[Record extracts]
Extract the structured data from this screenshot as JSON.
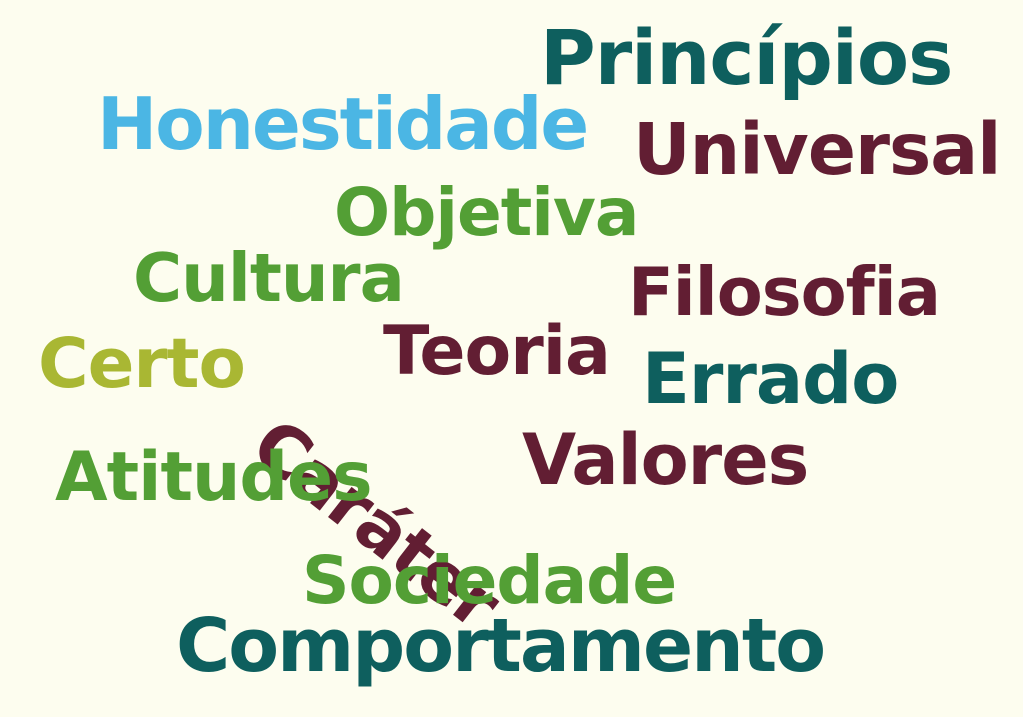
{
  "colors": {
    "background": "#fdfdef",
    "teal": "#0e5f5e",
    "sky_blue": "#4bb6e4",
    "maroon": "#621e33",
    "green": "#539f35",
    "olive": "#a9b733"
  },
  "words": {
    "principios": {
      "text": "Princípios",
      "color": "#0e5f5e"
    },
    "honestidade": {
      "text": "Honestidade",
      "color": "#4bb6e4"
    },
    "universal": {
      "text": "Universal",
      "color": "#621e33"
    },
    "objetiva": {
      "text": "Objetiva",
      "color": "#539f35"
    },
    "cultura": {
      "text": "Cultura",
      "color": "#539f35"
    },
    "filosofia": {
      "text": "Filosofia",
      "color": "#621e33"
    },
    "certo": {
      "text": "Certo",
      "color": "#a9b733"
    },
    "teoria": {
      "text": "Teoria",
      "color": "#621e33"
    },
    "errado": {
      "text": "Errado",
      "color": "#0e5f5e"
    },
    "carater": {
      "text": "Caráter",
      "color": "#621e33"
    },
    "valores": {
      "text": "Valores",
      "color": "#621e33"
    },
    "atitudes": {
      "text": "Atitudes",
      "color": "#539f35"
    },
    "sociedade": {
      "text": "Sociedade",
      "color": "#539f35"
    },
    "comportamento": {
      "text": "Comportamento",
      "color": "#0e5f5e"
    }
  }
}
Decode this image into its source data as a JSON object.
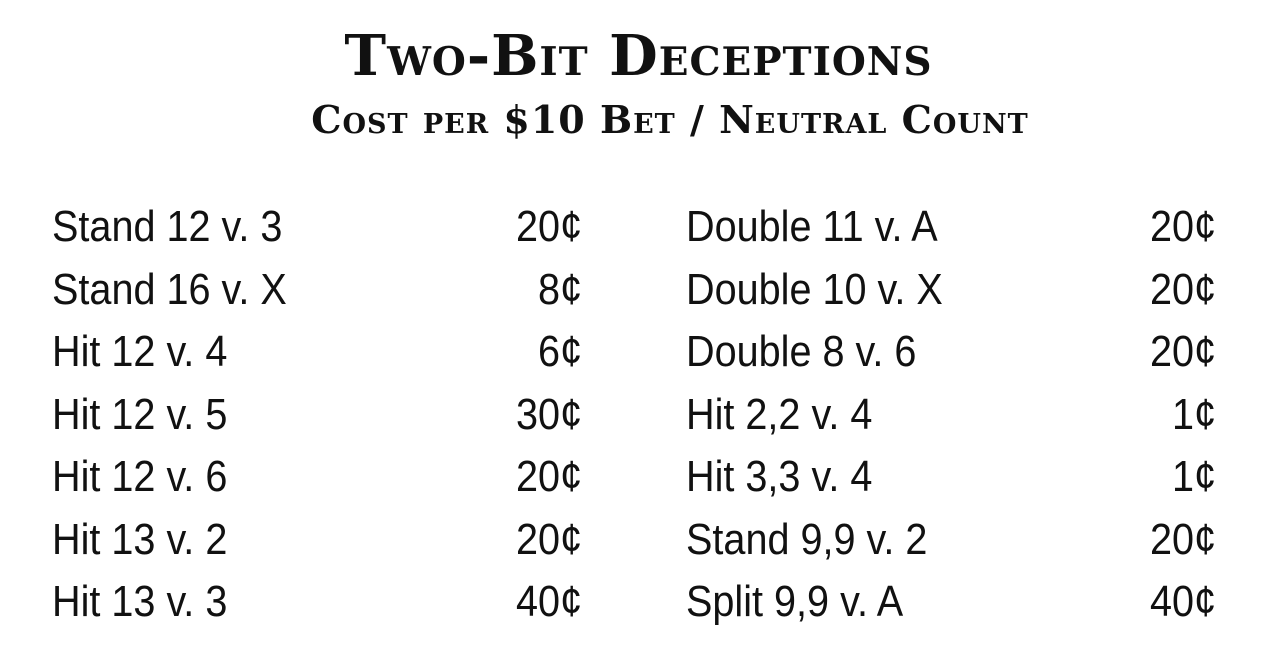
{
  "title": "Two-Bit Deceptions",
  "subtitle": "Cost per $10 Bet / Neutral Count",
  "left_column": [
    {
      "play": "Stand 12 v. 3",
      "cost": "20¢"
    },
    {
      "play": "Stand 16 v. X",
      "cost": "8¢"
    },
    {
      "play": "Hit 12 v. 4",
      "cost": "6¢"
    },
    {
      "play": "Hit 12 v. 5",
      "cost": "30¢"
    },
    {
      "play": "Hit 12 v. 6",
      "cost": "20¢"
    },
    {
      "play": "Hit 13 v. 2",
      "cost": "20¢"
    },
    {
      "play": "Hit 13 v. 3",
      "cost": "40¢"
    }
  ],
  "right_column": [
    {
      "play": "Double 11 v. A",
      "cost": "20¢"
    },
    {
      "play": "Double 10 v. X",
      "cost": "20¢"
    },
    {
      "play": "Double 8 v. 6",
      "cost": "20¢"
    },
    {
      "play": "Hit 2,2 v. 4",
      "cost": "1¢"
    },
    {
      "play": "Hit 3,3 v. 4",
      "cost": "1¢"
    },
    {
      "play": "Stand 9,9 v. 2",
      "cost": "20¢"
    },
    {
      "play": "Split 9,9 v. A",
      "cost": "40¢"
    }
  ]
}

--

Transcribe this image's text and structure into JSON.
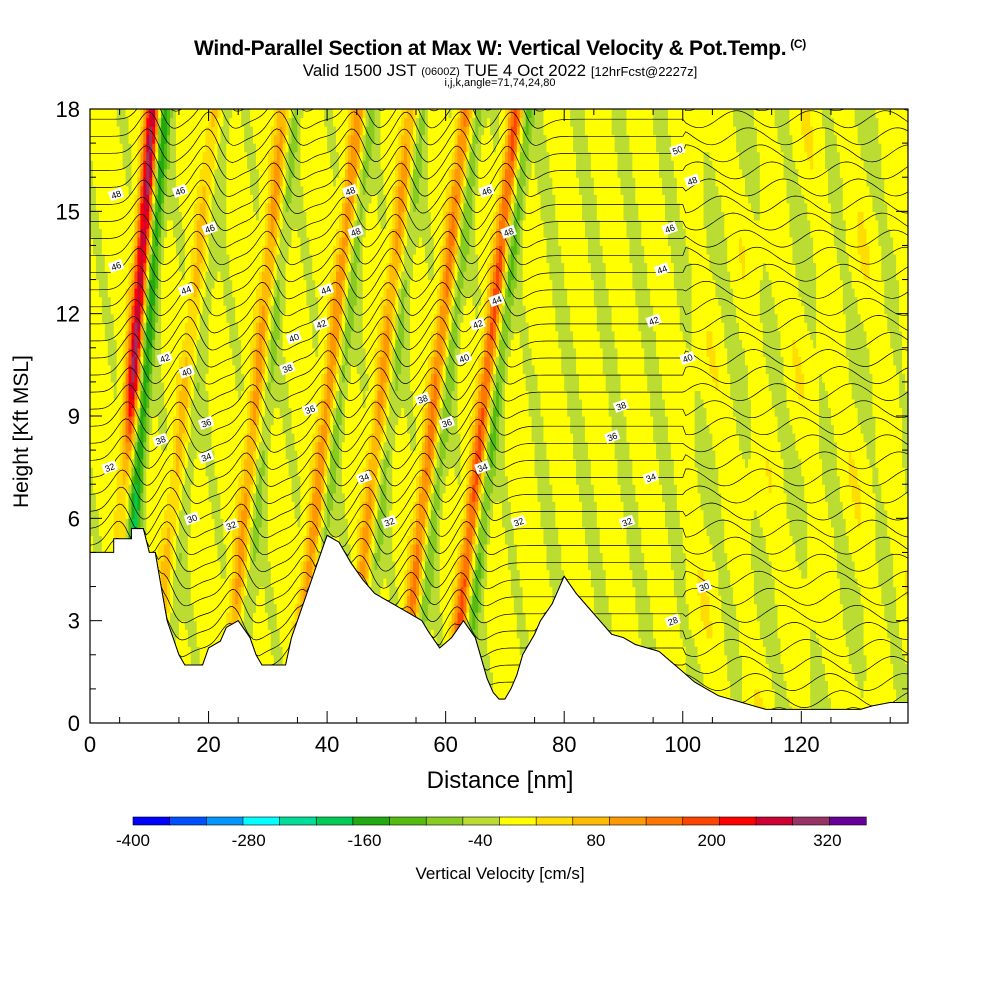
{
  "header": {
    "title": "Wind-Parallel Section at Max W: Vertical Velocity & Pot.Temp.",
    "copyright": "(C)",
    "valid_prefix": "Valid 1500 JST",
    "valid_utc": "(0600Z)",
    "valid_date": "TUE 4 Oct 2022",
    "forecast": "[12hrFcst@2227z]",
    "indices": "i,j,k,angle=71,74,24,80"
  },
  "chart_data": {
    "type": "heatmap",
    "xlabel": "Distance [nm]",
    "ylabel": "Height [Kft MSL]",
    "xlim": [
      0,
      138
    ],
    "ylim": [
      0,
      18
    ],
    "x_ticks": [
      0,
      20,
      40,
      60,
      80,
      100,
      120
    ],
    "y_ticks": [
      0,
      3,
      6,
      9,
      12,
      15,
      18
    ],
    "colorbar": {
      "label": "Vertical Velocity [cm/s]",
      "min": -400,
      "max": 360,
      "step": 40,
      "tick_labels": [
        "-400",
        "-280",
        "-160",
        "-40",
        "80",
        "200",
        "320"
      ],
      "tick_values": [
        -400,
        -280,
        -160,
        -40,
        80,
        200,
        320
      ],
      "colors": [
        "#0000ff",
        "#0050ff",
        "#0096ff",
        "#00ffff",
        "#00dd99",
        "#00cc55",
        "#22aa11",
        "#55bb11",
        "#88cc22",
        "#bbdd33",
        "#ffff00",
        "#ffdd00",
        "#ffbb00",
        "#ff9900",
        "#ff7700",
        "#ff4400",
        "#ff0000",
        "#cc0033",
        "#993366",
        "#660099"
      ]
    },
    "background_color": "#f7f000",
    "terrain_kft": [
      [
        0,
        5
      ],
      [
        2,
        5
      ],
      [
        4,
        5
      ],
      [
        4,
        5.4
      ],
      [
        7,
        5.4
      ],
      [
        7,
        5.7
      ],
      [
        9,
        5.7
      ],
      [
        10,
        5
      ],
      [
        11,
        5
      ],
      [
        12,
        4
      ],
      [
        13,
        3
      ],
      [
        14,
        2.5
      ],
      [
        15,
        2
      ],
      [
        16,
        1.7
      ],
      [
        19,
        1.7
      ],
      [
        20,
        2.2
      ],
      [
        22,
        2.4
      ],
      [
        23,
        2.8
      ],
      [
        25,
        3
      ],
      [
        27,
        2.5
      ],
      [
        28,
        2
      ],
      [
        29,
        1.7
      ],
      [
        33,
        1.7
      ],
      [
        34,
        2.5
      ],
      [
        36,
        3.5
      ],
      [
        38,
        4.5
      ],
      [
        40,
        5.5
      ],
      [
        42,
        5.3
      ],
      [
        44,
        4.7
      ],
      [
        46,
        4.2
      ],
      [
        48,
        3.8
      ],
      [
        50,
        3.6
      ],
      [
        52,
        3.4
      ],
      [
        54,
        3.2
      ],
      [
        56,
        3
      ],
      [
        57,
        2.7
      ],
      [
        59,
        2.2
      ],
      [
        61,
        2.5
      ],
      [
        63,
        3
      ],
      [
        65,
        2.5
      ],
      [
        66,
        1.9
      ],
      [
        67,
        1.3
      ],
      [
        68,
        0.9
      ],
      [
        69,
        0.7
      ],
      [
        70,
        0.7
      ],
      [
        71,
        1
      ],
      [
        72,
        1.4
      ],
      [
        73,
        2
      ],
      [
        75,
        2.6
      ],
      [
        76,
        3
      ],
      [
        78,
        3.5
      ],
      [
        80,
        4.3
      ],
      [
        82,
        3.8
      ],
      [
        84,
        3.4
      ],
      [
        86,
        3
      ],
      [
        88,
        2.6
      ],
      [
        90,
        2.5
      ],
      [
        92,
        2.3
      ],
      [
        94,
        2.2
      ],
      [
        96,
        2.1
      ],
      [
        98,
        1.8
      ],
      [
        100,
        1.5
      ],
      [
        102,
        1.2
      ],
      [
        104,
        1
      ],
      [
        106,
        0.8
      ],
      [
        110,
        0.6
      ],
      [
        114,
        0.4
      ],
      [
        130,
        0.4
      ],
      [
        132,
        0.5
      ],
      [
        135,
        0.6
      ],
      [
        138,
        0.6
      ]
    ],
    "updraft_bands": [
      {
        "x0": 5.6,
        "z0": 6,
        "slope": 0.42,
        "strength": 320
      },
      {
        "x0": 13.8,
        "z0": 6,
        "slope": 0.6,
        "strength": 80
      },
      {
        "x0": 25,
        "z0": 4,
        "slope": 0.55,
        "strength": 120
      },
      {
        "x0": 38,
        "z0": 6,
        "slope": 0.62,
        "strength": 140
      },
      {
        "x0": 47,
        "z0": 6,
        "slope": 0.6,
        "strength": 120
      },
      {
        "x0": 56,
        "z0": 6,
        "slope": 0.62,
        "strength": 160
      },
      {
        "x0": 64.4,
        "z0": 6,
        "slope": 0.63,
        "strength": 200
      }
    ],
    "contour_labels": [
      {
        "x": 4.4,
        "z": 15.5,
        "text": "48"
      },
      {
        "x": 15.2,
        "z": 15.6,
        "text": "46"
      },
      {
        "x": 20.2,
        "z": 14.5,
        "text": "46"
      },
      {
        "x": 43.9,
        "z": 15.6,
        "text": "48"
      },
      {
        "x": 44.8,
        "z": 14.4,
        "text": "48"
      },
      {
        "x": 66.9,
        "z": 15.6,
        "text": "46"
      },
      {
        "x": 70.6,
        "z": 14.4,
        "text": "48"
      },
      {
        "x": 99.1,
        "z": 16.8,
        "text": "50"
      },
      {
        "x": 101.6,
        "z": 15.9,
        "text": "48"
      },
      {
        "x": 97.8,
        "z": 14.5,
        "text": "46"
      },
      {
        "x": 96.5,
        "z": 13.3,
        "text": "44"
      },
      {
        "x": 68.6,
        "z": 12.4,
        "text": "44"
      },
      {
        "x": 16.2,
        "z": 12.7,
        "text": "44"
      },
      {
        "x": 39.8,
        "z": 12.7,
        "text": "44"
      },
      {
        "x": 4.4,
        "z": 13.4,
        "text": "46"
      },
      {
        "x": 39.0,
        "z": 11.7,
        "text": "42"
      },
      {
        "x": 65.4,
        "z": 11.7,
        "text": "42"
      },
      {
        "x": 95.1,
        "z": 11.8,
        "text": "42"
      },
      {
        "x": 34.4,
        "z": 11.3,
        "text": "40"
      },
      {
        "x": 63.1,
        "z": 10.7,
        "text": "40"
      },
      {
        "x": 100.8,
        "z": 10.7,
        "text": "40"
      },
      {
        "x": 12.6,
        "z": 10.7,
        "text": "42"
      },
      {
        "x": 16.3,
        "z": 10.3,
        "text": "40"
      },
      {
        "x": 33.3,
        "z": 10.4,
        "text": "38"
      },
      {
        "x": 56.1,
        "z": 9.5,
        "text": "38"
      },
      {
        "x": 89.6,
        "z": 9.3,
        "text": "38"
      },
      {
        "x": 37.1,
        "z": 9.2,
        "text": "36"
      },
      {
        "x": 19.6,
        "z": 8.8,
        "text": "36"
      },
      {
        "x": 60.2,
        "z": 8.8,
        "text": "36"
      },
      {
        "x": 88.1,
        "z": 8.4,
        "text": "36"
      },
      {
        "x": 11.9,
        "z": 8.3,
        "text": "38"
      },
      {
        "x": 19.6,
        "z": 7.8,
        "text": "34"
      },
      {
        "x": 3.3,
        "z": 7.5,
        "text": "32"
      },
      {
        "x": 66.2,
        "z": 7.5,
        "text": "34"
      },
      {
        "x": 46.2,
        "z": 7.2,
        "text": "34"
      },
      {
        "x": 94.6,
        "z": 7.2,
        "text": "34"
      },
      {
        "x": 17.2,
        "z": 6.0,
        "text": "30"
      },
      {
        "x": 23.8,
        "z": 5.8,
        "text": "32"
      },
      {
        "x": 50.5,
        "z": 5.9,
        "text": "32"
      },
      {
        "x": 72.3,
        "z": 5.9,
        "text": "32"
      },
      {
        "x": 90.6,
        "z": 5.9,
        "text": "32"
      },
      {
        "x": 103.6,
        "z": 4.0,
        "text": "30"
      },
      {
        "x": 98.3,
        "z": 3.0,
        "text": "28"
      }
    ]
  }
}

[Exercise prompt] Find all lines holding the string "image" and copy them.

[Answer in full]
Decode this image into its source data as a JSON object.
Transcribe this image's text and structure into JSON.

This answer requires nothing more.